[Start ROWS]

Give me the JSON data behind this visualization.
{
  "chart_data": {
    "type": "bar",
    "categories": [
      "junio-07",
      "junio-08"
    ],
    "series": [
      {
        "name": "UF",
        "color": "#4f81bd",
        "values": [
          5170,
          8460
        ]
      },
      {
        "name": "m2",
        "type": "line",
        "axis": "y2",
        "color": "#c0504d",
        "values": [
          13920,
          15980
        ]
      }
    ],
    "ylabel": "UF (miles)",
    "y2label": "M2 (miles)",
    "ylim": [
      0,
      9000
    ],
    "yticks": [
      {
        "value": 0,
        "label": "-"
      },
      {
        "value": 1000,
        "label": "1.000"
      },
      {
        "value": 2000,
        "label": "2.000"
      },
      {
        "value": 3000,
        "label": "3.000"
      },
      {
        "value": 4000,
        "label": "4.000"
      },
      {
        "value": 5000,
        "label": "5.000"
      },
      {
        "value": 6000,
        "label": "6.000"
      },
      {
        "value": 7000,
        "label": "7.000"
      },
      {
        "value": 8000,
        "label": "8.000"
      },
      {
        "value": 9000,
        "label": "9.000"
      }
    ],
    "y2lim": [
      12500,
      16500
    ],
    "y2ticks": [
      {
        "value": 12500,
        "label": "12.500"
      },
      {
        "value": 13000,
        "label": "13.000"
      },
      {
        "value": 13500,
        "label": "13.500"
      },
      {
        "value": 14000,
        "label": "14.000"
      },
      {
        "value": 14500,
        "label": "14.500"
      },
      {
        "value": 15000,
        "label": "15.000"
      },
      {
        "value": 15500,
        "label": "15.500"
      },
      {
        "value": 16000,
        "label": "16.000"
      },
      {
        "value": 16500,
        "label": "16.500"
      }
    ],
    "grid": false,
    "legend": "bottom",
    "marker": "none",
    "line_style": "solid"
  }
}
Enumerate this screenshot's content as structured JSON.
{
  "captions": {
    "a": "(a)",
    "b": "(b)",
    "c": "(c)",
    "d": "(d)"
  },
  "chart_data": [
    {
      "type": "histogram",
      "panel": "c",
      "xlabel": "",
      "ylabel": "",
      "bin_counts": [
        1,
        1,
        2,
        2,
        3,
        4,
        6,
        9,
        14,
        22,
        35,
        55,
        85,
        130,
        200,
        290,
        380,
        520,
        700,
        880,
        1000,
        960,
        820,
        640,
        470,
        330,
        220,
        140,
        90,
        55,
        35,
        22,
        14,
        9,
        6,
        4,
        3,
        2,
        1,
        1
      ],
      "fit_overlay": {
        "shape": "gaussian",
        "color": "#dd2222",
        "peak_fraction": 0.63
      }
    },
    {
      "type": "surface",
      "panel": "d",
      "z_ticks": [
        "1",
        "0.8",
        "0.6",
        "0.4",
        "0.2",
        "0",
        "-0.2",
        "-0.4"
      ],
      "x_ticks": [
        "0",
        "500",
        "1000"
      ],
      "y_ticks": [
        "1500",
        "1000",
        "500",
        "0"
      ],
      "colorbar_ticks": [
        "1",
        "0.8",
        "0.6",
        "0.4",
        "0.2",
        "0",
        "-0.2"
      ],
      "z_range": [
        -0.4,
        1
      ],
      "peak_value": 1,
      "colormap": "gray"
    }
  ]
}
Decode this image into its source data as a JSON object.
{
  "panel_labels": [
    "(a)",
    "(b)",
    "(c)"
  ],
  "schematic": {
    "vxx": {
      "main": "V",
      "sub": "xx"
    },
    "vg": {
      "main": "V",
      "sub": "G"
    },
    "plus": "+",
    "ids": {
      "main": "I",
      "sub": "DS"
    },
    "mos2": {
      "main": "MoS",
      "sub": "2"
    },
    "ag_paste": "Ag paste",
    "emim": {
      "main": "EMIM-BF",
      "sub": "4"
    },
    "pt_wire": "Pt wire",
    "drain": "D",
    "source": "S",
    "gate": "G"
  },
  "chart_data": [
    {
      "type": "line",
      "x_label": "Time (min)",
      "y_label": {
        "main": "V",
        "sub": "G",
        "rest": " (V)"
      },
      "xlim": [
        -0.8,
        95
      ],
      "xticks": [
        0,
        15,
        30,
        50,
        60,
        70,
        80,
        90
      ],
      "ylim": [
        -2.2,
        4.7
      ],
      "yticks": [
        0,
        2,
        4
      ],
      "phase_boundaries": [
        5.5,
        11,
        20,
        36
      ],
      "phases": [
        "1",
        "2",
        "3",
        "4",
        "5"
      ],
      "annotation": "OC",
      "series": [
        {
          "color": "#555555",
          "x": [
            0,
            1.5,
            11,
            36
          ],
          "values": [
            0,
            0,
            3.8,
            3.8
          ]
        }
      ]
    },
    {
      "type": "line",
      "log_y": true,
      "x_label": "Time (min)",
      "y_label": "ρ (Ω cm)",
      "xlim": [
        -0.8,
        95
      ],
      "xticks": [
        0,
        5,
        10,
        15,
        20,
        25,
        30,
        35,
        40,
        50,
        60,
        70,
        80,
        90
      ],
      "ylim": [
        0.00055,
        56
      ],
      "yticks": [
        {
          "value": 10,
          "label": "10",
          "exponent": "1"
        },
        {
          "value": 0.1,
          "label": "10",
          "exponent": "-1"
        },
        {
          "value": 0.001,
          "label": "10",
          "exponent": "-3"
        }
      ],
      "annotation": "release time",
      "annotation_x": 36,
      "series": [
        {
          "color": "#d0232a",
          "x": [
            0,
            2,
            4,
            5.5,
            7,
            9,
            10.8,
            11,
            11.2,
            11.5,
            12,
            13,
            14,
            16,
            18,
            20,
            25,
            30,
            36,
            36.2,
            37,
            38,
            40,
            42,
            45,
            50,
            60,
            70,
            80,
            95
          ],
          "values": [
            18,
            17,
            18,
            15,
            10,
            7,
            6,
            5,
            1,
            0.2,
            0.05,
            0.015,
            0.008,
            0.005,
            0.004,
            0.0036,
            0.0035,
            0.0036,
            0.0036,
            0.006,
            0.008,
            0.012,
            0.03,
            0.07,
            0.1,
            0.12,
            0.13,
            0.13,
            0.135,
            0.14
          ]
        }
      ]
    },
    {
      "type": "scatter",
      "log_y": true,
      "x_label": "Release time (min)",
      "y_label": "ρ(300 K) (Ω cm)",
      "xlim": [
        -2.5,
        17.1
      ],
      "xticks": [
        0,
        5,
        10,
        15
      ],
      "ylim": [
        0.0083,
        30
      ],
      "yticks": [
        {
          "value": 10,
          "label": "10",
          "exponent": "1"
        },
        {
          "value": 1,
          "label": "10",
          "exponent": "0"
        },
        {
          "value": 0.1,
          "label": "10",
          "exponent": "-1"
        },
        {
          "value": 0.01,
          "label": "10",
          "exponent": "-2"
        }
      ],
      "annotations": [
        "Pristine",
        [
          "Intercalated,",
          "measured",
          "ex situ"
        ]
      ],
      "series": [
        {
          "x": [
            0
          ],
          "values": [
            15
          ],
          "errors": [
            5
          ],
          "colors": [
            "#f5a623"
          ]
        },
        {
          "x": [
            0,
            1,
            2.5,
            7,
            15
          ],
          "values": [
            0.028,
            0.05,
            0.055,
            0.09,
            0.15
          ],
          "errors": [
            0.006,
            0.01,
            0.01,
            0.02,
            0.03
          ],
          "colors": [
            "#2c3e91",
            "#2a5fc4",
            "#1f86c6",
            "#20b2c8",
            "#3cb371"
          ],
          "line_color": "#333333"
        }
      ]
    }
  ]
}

[End ROWS]

• REQUIREMENTS
Your answer should be one number: how many lines of the listing include the word "source".

• SOLVED EXERCISE
2